**Given request**:
Copy down every line where the string "Innings" shows up.
----- Record extracts
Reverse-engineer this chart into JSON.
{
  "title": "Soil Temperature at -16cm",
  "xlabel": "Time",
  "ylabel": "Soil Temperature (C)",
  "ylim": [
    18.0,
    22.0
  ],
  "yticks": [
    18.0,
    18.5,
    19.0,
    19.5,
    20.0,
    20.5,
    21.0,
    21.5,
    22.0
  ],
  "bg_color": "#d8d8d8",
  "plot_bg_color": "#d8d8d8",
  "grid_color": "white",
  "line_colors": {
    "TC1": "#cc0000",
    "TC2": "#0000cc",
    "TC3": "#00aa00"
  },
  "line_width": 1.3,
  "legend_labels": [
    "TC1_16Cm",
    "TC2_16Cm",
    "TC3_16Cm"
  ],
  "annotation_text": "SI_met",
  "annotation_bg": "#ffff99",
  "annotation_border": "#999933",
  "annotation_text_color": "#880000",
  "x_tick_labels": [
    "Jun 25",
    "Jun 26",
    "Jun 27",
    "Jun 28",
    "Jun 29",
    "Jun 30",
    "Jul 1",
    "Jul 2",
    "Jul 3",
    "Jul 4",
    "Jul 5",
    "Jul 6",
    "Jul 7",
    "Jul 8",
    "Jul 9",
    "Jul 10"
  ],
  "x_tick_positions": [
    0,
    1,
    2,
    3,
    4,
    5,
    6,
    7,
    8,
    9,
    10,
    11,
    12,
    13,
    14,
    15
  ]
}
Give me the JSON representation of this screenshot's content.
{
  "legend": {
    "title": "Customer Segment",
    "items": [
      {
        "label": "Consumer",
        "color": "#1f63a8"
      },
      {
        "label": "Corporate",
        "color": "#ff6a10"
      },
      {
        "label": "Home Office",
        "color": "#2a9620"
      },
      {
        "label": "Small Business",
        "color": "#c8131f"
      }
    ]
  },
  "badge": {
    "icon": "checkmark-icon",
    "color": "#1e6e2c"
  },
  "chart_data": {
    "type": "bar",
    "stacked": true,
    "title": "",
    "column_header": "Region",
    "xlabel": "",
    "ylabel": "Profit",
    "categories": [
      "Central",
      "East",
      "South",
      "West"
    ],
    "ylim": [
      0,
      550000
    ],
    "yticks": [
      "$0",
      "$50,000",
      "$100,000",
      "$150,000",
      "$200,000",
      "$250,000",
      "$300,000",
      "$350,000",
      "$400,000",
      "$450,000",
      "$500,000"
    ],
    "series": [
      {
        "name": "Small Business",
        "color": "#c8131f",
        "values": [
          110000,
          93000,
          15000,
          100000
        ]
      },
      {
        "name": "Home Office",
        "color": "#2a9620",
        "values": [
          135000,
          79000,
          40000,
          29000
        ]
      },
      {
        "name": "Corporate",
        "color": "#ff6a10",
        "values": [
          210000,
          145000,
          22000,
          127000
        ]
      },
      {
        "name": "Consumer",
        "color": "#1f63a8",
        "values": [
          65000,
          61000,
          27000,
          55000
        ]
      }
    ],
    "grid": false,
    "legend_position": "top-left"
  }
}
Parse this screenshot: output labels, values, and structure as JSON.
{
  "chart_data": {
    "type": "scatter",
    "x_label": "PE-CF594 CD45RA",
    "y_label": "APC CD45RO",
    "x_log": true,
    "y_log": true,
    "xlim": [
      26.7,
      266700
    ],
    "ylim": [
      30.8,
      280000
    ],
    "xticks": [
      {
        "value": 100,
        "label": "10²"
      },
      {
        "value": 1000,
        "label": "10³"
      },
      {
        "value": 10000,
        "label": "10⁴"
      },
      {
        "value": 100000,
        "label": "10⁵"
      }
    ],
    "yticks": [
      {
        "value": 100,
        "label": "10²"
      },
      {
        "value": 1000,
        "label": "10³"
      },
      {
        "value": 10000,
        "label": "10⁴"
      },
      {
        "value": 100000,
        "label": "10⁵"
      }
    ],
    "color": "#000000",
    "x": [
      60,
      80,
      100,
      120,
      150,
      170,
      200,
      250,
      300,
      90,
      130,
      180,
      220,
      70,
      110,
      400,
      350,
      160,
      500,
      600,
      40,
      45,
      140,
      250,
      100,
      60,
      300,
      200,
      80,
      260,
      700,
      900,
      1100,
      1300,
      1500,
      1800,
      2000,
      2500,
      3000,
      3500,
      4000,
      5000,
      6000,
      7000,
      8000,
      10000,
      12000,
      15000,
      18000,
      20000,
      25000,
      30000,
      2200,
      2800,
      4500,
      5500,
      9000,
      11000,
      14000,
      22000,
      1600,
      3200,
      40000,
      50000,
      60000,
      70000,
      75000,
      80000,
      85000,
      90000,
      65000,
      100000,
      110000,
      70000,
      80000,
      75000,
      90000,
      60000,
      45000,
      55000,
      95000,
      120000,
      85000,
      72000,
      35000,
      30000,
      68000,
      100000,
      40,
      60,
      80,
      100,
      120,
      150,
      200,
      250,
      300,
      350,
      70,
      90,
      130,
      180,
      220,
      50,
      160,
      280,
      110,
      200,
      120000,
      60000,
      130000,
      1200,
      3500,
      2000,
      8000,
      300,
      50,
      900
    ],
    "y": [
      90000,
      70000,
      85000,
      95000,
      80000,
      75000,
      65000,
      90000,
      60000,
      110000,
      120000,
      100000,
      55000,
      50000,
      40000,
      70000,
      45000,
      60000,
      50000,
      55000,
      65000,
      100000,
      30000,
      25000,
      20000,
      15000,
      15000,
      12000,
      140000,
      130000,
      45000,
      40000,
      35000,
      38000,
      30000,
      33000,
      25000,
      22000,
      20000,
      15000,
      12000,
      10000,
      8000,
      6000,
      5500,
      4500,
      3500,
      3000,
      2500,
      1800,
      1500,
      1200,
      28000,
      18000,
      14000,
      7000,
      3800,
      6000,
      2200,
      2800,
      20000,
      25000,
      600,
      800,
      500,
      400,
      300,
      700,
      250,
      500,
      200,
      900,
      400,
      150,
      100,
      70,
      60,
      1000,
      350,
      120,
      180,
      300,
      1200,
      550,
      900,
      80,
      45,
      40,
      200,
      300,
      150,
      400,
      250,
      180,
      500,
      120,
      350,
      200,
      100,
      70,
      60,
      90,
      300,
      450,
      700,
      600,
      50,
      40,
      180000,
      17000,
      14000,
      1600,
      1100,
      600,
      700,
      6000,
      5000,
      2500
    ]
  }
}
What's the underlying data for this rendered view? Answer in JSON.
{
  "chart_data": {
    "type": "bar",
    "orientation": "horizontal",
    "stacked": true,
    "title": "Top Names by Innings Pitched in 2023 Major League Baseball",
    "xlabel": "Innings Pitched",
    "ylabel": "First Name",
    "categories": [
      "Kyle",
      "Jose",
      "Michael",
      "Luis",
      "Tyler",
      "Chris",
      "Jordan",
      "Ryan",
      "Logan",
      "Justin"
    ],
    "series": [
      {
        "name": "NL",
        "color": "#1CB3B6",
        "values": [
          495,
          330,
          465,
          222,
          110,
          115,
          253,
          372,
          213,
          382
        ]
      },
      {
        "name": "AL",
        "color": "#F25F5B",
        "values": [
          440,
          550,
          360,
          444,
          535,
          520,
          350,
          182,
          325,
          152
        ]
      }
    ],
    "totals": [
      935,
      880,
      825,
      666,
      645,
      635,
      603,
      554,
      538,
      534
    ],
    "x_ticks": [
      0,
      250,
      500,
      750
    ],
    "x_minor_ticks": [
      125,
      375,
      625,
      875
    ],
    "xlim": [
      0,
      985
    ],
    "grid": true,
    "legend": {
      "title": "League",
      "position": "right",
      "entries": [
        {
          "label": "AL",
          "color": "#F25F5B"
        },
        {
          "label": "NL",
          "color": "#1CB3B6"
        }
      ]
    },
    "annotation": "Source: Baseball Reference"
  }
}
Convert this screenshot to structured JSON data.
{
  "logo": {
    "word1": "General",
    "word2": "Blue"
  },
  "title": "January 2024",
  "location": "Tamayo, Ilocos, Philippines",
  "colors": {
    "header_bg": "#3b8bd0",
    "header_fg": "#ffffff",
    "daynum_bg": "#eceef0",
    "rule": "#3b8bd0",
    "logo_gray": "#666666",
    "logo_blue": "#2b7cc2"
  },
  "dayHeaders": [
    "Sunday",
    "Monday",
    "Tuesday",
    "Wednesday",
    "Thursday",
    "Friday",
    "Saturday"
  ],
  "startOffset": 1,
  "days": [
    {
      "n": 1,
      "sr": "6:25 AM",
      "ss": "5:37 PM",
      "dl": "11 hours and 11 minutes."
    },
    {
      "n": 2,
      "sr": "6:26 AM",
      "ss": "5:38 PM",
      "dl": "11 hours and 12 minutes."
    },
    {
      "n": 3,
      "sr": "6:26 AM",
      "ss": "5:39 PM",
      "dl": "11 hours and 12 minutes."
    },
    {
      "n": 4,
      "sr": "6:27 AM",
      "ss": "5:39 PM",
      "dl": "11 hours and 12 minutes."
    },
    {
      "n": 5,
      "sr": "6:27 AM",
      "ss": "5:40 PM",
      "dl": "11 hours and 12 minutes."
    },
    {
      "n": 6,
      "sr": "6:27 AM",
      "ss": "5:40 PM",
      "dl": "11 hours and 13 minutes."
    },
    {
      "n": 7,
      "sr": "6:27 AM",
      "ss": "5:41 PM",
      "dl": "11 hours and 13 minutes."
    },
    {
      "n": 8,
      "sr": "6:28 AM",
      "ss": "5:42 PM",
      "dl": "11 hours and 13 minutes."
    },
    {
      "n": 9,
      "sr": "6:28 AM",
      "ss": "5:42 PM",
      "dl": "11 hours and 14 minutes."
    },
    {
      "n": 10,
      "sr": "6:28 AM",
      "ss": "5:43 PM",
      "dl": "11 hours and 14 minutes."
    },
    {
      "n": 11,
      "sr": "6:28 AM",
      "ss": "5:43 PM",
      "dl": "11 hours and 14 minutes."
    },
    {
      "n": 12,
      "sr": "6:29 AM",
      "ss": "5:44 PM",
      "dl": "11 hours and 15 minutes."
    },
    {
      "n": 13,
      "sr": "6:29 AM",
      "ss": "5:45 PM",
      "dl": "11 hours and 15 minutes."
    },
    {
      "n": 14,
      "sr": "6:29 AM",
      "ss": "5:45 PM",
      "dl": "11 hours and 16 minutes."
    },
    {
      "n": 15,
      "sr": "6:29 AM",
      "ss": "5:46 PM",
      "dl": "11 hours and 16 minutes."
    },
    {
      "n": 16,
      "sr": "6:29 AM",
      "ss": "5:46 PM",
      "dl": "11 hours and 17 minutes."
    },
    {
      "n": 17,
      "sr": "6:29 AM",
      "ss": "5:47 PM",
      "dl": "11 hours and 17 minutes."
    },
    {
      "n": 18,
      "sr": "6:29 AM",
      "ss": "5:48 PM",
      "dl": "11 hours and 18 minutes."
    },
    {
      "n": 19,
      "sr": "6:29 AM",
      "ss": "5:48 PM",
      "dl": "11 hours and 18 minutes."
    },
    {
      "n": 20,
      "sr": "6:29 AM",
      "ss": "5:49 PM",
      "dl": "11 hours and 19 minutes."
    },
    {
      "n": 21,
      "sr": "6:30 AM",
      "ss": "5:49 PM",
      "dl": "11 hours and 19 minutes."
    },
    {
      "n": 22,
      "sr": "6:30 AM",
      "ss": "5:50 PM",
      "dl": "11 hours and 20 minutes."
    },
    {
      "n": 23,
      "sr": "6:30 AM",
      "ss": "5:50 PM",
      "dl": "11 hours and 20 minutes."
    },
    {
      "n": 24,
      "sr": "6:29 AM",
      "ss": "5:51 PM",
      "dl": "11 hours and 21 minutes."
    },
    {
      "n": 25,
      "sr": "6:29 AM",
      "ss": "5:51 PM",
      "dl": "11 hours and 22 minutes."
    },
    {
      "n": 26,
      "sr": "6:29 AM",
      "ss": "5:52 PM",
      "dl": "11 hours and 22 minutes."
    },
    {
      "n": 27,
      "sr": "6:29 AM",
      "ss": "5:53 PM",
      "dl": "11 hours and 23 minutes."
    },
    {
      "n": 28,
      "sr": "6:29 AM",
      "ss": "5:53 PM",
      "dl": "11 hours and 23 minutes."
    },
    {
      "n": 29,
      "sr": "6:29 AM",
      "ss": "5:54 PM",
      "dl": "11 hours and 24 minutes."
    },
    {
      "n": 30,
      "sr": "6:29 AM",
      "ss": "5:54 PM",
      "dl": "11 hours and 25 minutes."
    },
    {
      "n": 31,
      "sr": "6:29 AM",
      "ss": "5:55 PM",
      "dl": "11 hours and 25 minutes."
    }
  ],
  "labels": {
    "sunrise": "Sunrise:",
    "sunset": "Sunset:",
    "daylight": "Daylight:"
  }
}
----------
**Correct output**:
    "title": "Top Names by Innings Pitched in 2023 Major League Baseball",
    "xlabel": "Innings Pitched",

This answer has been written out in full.